* _Stored records_:
--- START ---

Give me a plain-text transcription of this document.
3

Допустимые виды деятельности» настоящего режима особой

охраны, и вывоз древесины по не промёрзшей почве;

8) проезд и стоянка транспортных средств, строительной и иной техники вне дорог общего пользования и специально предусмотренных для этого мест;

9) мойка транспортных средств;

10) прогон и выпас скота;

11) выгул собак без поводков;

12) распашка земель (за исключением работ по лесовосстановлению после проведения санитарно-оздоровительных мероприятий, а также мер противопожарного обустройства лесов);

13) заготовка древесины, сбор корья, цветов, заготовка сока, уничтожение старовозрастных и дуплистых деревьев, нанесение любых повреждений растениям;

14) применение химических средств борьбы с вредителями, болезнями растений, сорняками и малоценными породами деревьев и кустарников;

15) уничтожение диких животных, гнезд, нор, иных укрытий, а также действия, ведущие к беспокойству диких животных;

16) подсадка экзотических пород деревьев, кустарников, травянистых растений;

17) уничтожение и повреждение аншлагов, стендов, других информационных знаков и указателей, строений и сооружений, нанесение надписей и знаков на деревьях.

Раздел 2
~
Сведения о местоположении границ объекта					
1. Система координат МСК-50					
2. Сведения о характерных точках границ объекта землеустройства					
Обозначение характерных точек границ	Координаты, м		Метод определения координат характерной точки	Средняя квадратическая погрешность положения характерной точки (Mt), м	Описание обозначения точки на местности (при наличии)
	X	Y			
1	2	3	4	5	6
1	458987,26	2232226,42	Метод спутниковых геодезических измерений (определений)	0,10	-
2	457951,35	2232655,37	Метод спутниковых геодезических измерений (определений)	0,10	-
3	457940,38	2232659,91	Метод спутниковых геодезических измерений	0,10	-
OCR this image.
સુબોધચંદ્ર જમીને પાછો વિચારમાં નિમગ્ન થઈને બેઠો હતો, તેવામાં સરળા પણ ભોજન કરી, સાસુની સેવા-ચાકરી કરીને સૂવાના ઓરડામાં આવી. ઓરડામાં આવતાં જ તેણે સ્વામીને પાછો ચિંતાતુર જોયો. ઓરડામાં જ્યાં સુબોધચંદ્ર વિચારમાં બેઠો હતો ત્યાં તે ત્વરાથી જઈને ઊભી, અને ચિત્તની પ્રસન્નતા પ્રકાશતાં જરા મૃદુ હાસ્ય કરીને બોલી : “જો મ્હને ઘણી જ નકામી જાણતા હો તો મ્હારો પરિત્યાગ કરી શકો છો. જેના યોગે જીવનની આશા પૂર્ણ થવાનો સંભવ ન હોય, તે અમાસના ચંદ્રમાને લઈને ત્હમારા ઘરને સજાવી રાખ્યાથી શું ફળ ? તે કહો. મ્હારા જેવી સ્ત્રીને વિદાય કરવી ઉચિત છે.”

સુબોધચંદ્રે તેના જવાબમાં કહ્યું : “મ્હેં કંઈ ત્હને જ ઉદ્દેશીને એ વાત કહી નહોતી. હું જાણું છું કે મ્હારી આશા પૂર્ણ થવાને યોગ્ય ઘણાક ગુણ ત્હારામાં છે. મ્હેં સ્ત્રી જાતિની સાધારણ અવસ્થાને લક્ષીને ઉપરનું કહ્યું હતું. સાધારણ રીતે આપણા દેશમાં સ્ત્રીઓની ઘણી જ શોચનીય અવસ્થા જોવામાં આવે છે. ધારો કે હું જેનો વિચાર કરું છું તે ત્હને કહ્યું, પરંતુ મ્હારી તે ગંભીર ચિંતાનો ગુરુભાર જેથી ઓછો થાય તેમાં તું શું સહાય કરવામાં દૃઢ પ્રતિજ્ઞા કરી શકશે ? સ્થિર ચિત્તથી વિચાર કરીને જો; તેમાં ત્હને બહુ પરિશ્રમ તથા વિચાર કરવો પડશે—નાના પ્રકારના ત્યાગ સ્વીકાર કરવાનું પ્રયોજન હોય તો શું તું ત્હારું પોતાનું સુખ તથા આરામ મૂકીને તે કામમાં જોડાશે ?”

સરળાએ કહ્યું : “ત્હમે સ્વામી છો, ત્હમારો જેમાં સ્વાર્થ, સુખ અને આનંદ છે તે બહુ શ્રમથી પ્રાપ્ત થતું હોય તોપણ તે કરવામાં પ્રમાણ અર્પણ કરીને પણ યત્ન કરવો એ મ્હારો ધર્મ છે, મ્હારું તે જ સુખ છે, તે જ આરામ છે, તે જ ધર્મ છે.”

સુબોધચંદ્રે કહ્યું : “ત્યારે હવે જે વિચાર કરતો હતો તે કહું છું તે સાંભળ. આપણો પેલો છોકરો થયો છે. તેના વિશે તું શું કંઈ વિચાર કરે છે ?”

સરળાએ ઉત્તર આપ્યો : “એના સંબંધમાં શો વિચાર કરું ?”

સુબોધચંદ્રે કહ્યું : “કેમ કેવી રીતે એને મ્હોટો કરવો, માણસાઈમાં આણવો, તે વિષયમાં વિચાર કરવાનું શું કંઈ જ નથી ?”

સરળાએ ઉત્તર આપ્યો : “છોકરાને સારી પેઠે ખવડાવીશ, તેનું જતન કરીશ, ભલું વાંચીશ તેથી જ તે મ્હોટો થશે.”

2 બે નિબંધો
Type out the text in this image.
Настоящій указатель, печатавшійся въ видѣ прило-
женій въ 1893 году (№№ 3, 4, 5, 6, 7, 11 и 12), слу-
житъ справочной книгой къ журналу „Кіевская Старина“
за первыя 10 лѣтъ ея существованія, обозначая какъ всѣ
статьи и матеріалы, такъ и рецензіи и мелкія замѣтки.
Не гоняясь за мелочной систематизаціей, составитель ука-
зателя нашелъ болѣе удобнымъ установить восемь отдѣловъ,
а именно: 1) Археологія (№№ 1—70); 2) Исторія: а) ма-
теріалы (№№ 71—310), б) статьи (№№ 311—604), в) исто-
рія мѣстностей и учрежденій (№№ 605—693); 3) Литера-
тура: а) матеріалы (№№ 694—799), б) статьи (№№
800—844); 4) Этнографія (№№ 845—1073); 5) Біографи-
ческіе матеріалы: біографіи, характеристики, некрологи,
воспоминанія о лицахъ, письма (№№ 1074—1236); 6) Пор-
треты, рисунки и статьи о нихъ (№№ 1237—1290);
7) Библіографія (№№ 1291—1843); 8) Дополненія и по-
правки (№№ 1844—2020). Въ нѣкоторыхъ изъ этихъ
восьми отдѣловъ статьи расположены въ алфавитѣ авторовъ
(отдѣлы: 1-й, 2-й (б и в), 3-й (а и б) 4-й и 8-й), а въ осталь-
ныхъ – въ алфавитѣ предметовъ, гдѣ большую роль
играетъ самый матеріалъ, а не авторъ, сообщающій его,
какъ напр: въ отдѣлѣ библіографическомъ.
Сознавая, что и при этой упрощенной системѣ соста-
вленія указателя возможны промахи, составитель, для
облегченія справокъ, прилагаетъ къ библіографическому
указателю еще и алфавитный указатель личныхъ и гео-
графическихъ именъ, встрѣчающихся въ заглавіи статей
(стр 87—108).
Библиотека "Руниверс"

--- END ---

* _WRITTEN PROBLEM_: Copy all data exactly, start to finish.

* _WRITTEN REPLY_:
Give me a plain-text transcription of this document.
3

Допустимые виды деятельности» настоящего режима особой

охраны, и вывоз древесины по не промёрзшей почве;

8) проезд и стоянка транспортных средств, строительной и иной техники вне дорог общего пользования и специально предусмотренных для этого мест;

9) мойка транспортных средств;

10) прогон и выпас скота;

11) выгул собак без поводков;

12) распашка земель (за исключением работ по лесовосстановлению после проведения санитарно-оздоровительных мероприятий, а также мер противопожарного обустройства лесов);

13) заготовка древесины, сбор корья, цветов, заготовка сока, уничтожение старовозрастных и дуплистых деревьев, нанесение любых повреждений растениям;

14) применение химических средств борьбы с вредителями, болезнями растений, сорняками и малоценными породами деревьев и кустарников;

15) уничтожение диких животных, гнезд, нор, иных укрытий, а также действия, ведущие к беспокойству диких животных;

16) подсадка экзотических пород деревьев, кустарников, травянистых растений;

17) уничтожение и повреждение аншлагов, стендов, других информационных знаков и указателей, строений и сооружений, нанесение надписей и знаков на деревьях.

Раздел 2
~
Сведения о местоположении границ объекта					
1. Система координат МСК-50					
2. Сведения о характерных точках границ объекта землеустройства					
Обозначение характерных точек границ	Координаты, м		Метод определения координат характерной точки	Средняя квадратическая погрешность положения характерной точки (Mt), м	Описание обозначения точки на местности (при наличии)
	X	Y			
1	2	3	4	5	6
1	458987,26	2232226,42	Метод спутниковых геодезических измерений (определений)	0,10	-
2	457951,35	2232655,37	Метод спутниковых геодезических измерений (определений)	0,10	-
3	457940,38	2232659,91	Метод спутниковых геодезических измерений	0,10	-
OCR this image.
સુબોધચંદ્ર જમીને પાછો વિચારમાં નિમગ્ન થઈને બેઠો હતો, તેવામાં સરળા પણ ભોજન કરી, સાસુની સેવા-ચાકરી કરીને સૂવાના ઓરડામાં આવી. ઓરડામાં આવતાં જ તેણે સ્વામીને પાછો ચિંતાતુર જોયો. ઓરડામાં જ્યાં સુબોધચંદ્ર વિચારમાં બેઠો હતો ત્યાં તે ત્વરાથી જઈને ઊભી, અને ચિત્તની પ્રસન્નતા પ્રકાશતાં જરા મૃદુ હાસ્ય કરીને બોલી : “જો મ્હને ઘણી જ નકામી જાણતા હો તો મ્હારો પરિત્યાગ કરી શકો છો. જેના યોગે જીવનની આશા પૂર્ણ થવાનો સંભવ ન હોય, તે અમાસના ચંદ્રમાને લઈને ત્હમારા ઘરને સજાવી રાખ્યાથી શું ફળ ? તે કહો. મ્હારા જેવી સ્ત્રીને વિદાય કરવી ઉચિત છે.”

સુબોધચંદ્રે તેના જવાબમાં કહ્યું : “મ્હેં કંઈ ત્હને જ ઉદ્દેશીને એ વાત કહી નહોતી. હું જાણું છું કે મ્હારી આશા પૂર્ણ થવાને યોગ્ય ઘણાક ગુણ ત્હારામાં છે. મ્હેં સ્ત્રી જાતિની સાધારણ અવસ્થાને લક્ષીને ઉપરનું કહ્યું હતું. સાધારણ રીતે આપણા દેશમાં સ્ત્રીઓની ઘણી જ શોચનીય અવસ્થા જોવામાં આવે છે. ધારો કે હું જેનો વિચાર કરું છું તે ત્હને કહ્યું, પરંતુ મ્હારી તે ગંભીર ચિંતાનો ગુરુભાર જેથી ઓછો થાય તેમાં તું શું સહાય કરવામાં દૃઢ પ્રતિજ્ઞા કરી શકશે ? સ્થિર ચિત્તથી વિચાર કરીને જો; તેમાં ત્હને બહુ પરિશ્રમ તથા વિચાર કરવો પડશે—નાના પ્રકારના ત્યાગ સ્વીકાર કરવાનું પ્રયોજન હોય તો શું તું ત્હારું પોતાનું સુખ તથા આરામ મૂકીને તે કામમાં જોડાશે ?”

સરળાએ કહ્યું : “ત્હમે સ્વામી છો, ત્હમારો જેમાં સ્વાર્થ, સુખ અને આનંદ છે તે બહુ શ્રમથી પ્રાપ્ત થતું હોય તોપણ તે કરવામાં પ્રમાણ અર્પણ કરીને પણ યત્ન કરવો એ મ્હારો ધર્મ છે, મ્હારું તે જ સુખ છે, તે જ આરામ છે, તે જ ધર્મ છે.”

સુબોધચંદ્રે કહ્યું : “ત્યારે હવે જે વિચાર કરતો હતો તે કહું છું તે સાંભળ. આપણો પેલો છોકરો થયો છે. તેના વિશે તું શું કંઈ વિચાર કરે છે ?”

સરળાએ ઉત્તર આપ્યો : “એના સંબંધમાં શો વિચાર કરું ?”

સુબોધચંદ્રે કહ્યું : “કેમ કેવી રીતે એને મ્હોટો કરવો, માણસાઈમાં આણવો, તે વિષયમાં વિચાર કરવાનું શું કંઈ જ નથી ?”

સરળાએ ઉત્તર આપ્યો : “છોકરાને સારી પેઠે ખવડાવીશ, તેનું જતન કરીશ, ભલું વાંચીશ તેથી જ તે મ્હોટો થશે.”

2 બે નિબંધો
Type out the text in this image.
Настоящій указатель, печатавшійся въ видѣ прило-
женій въ 1893 году (№№ 3, 4, 5, 6, 7, 11 и 12), слу-
житъ справочной книгой къ журналу „Кіевская Старина“
за первыя 10 лѣтъ ея существованія, обозначая какъ всѣ
статьи и матеріалы, такъ и рецензіи и мелкія замѣтки.
Не гоняясь за мелочной систематизаціей, составитель ука-
зателя нашелъ болѣе удобнымъ установить восемь отдѣловъ,
а именно: 1) Археологія (№№ 1—70); 2) Исторія: а) ма-
теріалы (№№ 71—310), б) статьи (№№ 311—604), в) исто-
рія мѣстностей и учрежденій (№№ 605—693); 3) Литера-
тура: а) матеріалы (№№ 694—799), б) статьи (№№
800—844); 4) Этнографія (№№ 845—1073); 5) Біографи-
ческіе матеріалы: біографіи, характеристики, некрологи,
воспоминанія о лицахъ, письма (№№ 1074—1236); 6) Пор-
треты, рисунки и статьи о нихъ (№№ 1237—1290);
7) Библіографія (№№ 1291—1843); 8) Дополненія и по-
правки (№№ 1844—2020). Въ нѣкоторыхъ изъ этихъ
восьми отдѣловъ статьи расположены въ алфавитѣ авторовъ
(отдѣлы: 1-й, 2-й (б и в), 3-й (а и б) 4-й и 8-й), а въ осталь-
ныхъ – въ алфавитѣ предметовъ, гдѣ большую роль
играетъ самый матеріалъ, а не авторъ, сообщающій его,
какъ напр: въ отдѣлѣ библіографическомъ.
Сознавая, что и при этой упрощенной системѣ соста-
вленія указателя возможны промахи, составитель, для
облегченія справокъ, прилагаетъ къ библіографическому
указателю еще и алфавитный указатель личныхъ и гео-
графическихъ именъ, встрѣчающихся въ заглавіи статей
(стр 87—108).
Библиотека "Руниверс"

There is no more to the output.